OBJECTIVE |
Using the records below, locate all lines containing "расположены" and return them.

EXTRACTED ENTRIES |
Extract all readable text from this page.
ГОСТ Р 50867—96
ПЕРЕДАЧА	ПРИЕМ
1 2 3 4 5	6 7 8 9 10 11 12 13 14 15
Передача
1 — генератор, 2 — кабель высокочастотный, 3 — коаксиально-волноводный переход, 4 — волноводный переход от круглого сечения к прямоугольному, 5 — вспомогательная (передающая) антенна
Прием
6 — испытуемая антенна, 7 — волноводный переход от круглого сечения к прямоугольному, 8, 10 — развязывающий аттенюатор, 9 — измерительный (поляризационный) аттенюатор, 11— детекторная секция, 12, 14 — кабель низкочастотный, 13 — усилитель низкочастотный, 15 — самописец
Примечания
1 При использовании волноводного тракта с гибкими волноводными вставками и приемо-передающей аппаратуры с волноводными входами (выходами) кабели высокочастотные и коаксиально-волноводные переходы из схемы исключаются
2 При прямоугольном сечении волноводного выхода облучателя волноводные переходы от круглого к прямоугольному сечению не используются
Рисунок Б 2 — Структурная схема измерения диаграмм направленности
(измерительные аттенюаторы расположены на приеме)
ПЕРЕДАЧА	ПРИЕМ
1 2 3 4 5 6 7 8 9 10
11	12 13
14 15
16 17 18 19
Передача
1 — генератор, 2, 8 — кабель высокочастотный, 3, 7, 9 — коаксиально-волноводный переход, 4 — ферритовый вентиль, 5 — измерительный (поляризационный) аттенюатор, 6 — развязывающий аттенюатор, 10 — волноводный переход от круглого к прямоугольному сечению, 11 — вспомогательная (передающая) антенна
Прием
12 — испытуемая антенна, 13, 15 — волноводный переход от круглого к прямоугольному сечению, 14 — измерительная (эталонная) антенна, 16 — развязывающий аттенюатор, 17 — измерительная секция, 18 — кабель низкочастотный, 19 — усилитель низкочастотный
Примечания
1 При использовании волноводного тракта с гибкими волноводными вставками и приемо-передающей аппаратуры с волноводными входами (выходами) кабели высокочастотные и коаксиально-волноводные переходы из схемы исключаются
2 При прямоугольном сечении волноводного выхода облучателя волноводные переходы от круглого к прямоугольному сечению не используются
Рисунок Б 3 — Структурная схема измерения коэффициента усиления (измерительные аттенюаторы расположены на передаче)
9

SOLUTION FOR THIS PROBLEM |
(измерительные аттенюаторы расположены на приеме)
Рисунок Б 3 — Структурная схема измерения коэффициента усиления (измерительные аттенюаторы расположены на передаче)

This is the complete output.